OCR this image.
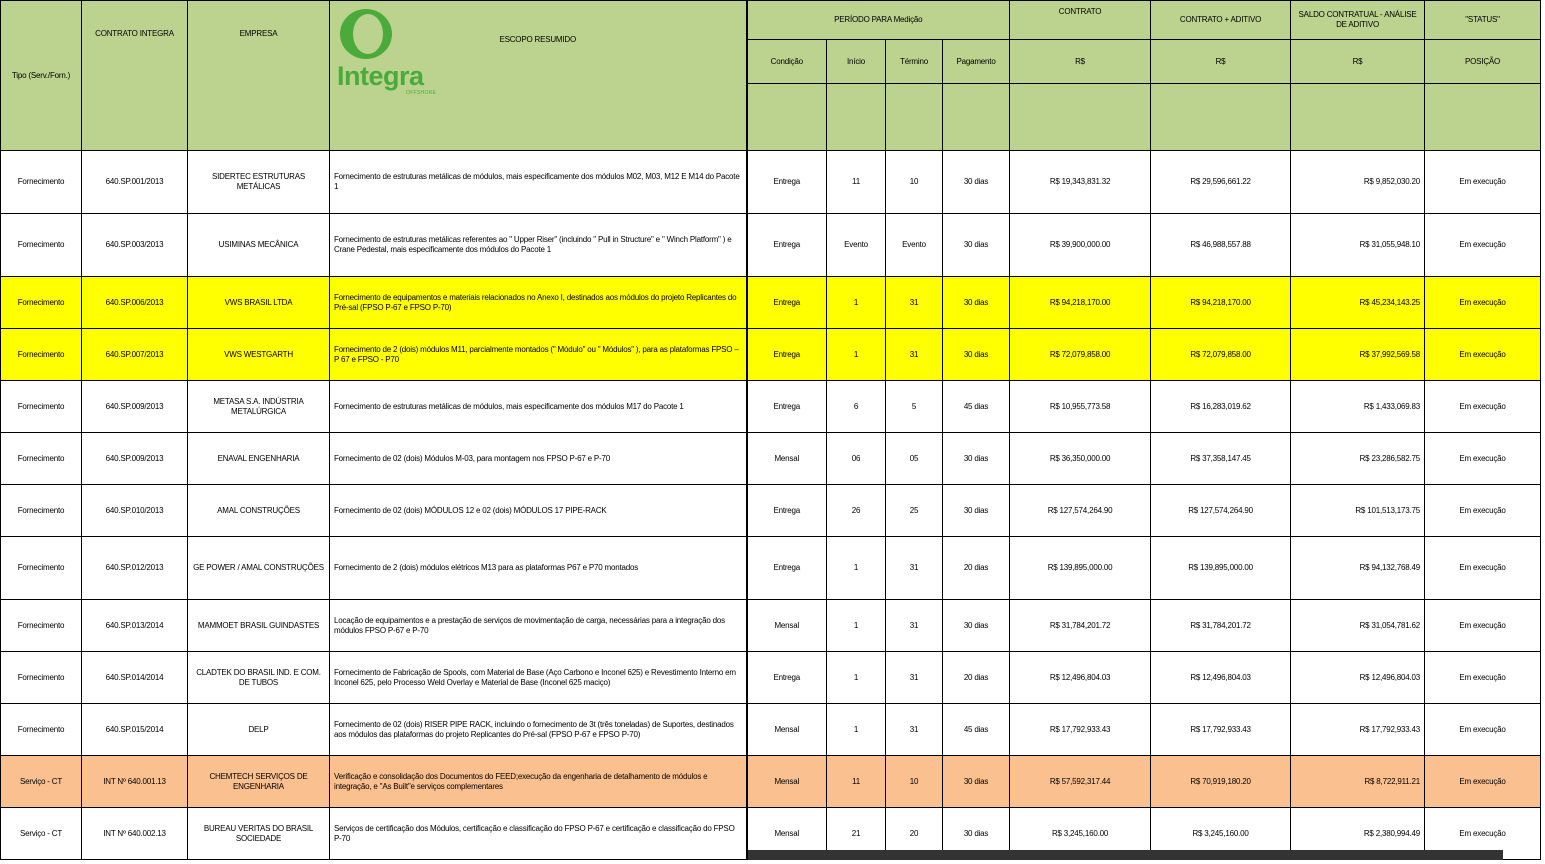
Tipo (Serv./Forn.)	CONTRATO INTEGRA	EMPRESA	ESCOPO RESUMIDO	PERÍODO PARA Medição				CONTRATO	CONTRATO + ADITIVO	SALDO CONTRATUAL - ANÁLISE DE ADITIVO	"STATUS"
				Condição	Início	Término	Pagamento	R$	R$	R$	POSIÇÃO

Fornecimento	640.SP.001/2013	SIDERTEC ESTRUTURAS METÁLICAS	Fornecimento de estruturas metálicas de módulos, mais especificamente dos módulos M02, M03, M12 E M14 do Pacote 1	Entrega	11	10	30 dias	R$ 19,343,831.32	R$ 29,596,661.22	R$ 9,852,030.20	Em execução
Fornecimento	640.SP.003/2013	USIMINAS MECÂNICA	Fornecimento de estruturas metálicas referentes ao " Upper Riser" (incluindo " Pull in Structure" e " Winch Platform" ) e Crane Pedestal, mais especificamente dos módulos do Pacote 1	Entrega	Evento	Evento	30 dias	R$ 39,900,000.00	R$ 46,988,557.88	R$ 31,055,948.10	Em execução
Fornecimento	640.SP.006/2013	VWS BRASIL LTDA	Fornecimento de equipamentos e materiais relacionados no Anexo I, destinados aos módulos do projeto Replicantes do Pré-sal (FPSO P-67 e FPSO P-70)	Entrega	1	31	30 dias	R$ 94,218,170.00	R$ 94,218,170.00	R$ 45,234,143.25	Em execução
Fornecimento	640.SP.007/2013	VWS WESTGARTH	Fornecimento de 2 (dois) módulos M11, parcialmente montados (" Módulo" ou " Módulos" ), para as plataformas FPSO – P 67 e FPSO - P70	Entrega	1	31	30 dias	R$ 72,079,858.00	R$ 72,079,858.00	R$ 37,992,569.58	Em execução
Fornecimento	640.SP.009/2013	METASA S.A. INDÚSTRIA METALÚRGICA	Fornecimento de estruturas metálicas de módulos, mais especificamente dos módulos M17 do Pacote 1	Entrega	6	5	45 dias	R$ 10,955,773.58	R$ 16,283,019.62	R$ 1,433,069.83	Em execução
Fornecimento	640.SP.009/2013	ENAVAL ENGENHARIA	Fornecimento de 02 (dois) Módulos M-03, para montagem nos FPSO P-67 e P-70	Mensal	06	05	30 dias	R$ 36,350,000.00	R$ 37,358,147.45	R$ 23,286,582.75	Em execução
Fornecimento	640.SP.010/2013	AMAL CONSTRUÇÕES	Fornecimento de 02 (dois) MÓDULOS 12 e 02 (dois) MÓDULOS 17 PIPE-RACK	Entrega	26	25	30 dias	R$ 127,574,264.90	R$ 127,574,264.90	R$ 101,513,173.75	Em execução
Fornecimento	640.SP.012/2013	GE POWER / AMAL CONSTRUÇÕES	Fornecimento de 2 (dois) módulos elétricos M13 para as plataformas P67 e P70 montados	Entrega	1	31	20 dias	R$ 139,895,000.00	R$ 139,895,000.00	R$ 94,132,768.49	Em execução
Fornecimento	640.SP.013/2014	MAMMOET BRASIL GUINDASTES	Locação de equipamentos e a prestação de serviços de movimentação de carga, necessárias para a integração dos módulos FPSO P-67 e P-70	Mensal	1	31	30 dias	R$ 31,784,201.72	R$ 31,784,201.72	R$ 31,054,781.62	Em execução
Fornecimento	640.SP.014/2014	CLADTEK DO BRASIL IND. E COM. DE TUBOS	Fornecimento de Fabricação de Spools, com Material de Base (Aço Carbono e Inconel 625) e Revestimento Interno em Inconel 625, pelo Processo Weld Overlay e Material de Base (Inconel 625 maciço)	Entrega	1	31	20 dias	R$ 12,496,804.03	R$ 12,496,804.03	R$ 12,496,804.03	Em execução
Fornecimento	640.SP.015/2014	DELP	Fornecimento de 02 (dois) RISER PIPE RACK, incluindo o fornecimento de 3t (três toneladas) de Suportes, destinados aos módulos das plataformas do projeto Replicantes do Pré-sal (FPSO P-67 e FPSO P-70)	Mensal	1	31	45 dias	R$ 17,792,933.43	R$ 17,792,933.43	R$ 17,792,933.43	Em execução
Serviço - CT	INT Nº 640.001.13	CHEMTECH SERVIÇOS DE ENGENHARIA	Verificação e consolidação dos Documentos do FEED;execução da engenharia de detalhamento de módulos e integração, e "As Built"e serviços complementares	Mensal	11	10	30 dias	R$ 57,592,317.44	R$ 70,919,180.20	R$ 8,722,911.21	Em execução
Serviço - CT	INT Nº 640.002.13	BUREAU VERITAS DO BRASIL SOCIEDADE	Serviços de certificação dos Módulos, certificação e classificação do FPSO P-67 e certificação e classificação do FPSO P-70	Mensal	21	20	30 dias	R$ 3,245,160.00	R$ 3,245,160.00	R$ 2,380,994.49	Em execução
Integra
OFFSHORE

• THE PROBLEM:
Pick out the lines above that hold the string "AMAL" and show them.

• EXERCISE ANSWER:
Fornecimento	640.SP.010/2013	AMAL CONSTRUÇÕES	Fornecimento de 02 (dois) MÓDULOS 12 e 02 (dois) MÓDULOS 17 PIPE-RACK	Entrega	26	25	30 dias	R$ 127,574,264.90	R$ 127,574,264.90	R$ 101,513,173.75	Em execução
Fornecimento	640.SP.012/2013	GE POWER / AMAL CONSTRUÇÕES	Fornecimento de 2 (dois) módulos elétricos M13 para as plataformas P67 e P70 montados	Entrega	1	31	20 dias	R$ 139,895,000.00	R$ 139,895,000.00	R$ 94,132,768.49	Em execução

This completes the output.